== Written exercise ==
Identify the line that contains "What text is on this page?" in the material. Output it and every line after it, unchanged, through the end.

[Data entries]
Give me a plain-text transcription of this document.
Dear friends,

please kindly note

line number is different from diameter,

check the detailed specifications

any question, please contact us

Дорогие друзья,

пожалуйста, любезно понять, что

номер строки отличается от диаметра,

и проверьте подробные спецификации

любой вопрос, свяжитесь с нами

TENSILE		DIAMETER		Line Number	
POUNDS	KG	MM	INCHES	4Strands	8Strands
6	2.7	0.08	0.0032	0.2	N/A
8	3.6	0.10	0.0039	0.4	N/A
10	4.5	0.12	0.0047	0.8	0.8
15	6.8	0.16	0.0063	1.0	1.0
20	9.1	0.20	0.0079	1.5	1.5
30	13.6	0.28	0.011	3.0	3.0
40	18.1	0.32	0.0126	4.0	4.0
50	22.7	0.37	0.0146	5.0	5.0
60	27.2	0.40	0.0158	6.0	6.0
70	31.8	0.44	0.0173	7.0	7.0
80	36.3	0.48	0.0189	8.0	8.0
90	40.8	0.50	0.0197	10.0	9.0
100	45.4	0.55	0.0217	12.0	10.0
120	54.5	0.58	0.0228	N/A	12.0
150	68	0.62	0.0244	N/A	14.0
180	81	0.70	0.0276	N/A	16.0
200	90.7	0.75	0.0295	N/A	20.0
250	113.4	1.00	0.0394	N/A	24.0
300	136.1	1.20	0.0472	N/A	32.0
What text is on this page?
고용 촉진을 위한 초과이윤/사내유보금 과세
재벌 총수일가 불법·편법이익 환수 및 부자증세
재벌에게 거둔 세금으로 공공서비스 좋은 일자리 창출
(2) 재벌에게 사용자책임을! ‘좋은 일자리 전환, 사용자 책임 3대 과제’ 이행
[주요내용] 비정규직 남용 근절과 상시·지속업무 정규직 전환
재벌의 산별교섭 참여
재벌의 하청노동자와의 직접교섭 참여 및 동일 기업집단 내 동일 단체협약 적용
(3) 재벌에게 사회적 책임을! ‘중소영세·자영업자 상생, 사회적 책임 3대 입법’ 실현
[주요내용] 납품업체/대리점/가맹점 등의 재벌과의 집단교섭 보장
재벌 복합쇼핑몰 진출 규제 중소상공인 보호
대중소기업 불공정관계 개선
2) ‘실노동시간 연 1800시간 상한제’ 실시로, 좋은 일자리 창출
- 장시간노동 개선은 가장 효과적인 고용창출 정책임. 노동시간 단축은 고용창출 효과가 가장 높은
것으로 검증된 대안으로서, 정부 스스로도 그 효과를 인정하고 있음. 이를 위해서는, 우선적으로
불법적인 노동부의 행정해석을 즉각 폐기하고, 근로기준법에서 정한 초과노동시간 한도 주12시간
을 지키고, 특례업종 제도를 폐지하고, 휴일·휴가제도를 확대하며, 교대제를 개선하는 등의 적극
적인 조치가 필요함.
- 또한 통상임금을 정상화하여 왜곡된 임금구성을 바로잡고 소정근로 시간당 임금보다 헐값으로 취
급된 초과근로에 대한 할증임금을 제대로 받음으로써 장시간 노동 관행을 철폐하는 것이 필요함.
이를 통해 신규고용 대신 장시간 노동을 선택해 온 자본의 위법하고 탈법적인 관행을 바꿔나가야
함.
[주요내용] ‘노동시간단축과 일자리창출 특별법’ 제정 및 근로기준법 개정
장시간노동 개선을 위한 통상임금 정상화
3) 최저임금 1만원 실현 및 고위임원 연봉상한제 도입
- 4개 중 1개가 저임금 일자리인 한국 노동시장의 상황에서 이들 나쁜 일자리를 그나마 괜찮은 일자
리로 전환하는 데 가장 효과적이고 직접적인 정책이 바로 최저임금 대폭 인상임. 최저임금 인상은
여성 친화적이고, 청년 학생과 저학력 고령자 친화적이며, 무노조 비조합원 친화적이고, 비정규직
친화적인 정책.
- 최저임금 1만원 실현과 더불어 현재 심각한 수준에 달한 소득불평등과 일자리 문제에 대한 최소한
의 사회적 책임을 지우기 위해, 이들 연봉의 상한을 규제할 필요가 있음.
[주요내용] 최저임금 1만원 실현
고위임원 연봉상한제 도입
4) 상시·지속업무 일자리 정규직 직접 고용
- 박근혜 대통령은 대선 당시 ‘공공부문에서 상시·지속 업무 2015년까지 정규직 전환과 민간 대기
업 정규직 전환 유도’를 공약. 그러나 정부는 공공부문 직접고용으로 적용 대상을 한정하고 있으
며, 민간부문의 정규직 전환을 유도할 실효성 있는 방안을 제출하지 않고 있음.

== Correct output ==
What text is on this page?
고용 촉진을 위한 초과이윤/사내유보금 과세
재벌 총수일가 불법·편법이익 환수 및 부자증세
재벌에게 거둔 세금으로 공공서비스 좋은 일자리 창출
(2) 재벌에게 사용자책임을! ‘좋은 일자리 전환, 사용자 책임 3대 과제’ 이행
[주요내용] 비정규직 남용 근절과 상시·지속업무 정규직 전환
재벌의 산별교섭 참여
재벌의 하청노동자와의 직접교섭 참여 및 동일 기업집단 내 동일 단체협약 적용
(3) 재벌에게 사회적 책임을! ‘중소영세·자영업자 상생, 사회적 책임 3대 입법’ 실현
[주요내용] 납품업체/대리점/가맹점 등의 재벌과의 집단교섭 보장
재벌 복합쇼핑몰 진출 규제 중소상공인 보호
대중소기업 불공정관계 개선
2) ‘실노동시간 연 1800시간 상한제’ 실시로, 좋은 일자리 창출
- 장시간노동 개선은 가장 효과적인 고용창출 정책임. 노동시간 단축은 고용창출 효과가 가장 높은
것으로 검증된 대안으로서, 정부 스스로도 그 효과를 인정하고 있음. 이를 위해서는, 우선적으로
불법적인 노동부의 행정해석을 즉각 폐기하고, 근로기준법에서 정한 초과노동시간 한도 주12시간
을 지키고, 특례업종 제도를 폐지하고, 휴일·휴가제도를 확대하며, 교대제를 개선하는 등의 적극
적인 조치가 필요함.
- 또한 통상임금을 정상화하여 왜곡된 임금구성을 바로잡고 소정근로 시간당 임금보다 헐값으로 취
급된 초과근로에 대한 할증임금을 제대로 받음으로써 장시간 노동 관행을 철폐하는 것이 필요함.
이를 통해 신규고용 대신 장시간 노동을 선택해 온 자본의 위법하고 탈법적인 관행을 바꿔나가야
함.
[주요내용] ‘노동시간단축과 일자리창출 특별법’ 제정 및 근로기준법 개정
장시간노동 개선을 위한 통상임금 정상화
3) 최저임금 1만원 실현 및 고위임원 연봉상한제 도입
- 4개 중 1개가 저임금 일자리인 한국 노동시장의 상황에서 이들 나쁜 일자리를 그나마 괜찮은 일자
리로 전환하는 데 가장 효과적이고 직접적인 정책이 바로 최저임금 대폭 인상임. 최저임금 인상은
여성 친화적이고, 청년 학생과 저학력 고령자 친화적이며, 무노조 비조합원 친화적이고, 비정규직
친화적인 정책.
- 최저임금 1만원 실현과 더불어 현재 심각한 수준에 달한 소득불평등과 일자리 문제에 대한 최소한
의 사회적 책임을 지우기 위해, 이들 연봉의 상한을 규제할 필요가 있음.
[주요내용] 최저임금 1만원 실현
고위임원 연봉상한제 도입
4) 상시·지속업무 일자리 정규직 직접 고용
- 박근혜 대통령은 대선 당시 ‘공공부문에서 상시·지속 업무 2015년까지 정규직 전환과 민간 대기
업 정규직 전환 유도’를 공약. 그러나 정부는 공공부문 직접고용으로 적용 대상을 한정하고 있으
며, 민간부문의 정규직 전환을 유도할 실효성 있는 방안을 제출하지 않고 있음.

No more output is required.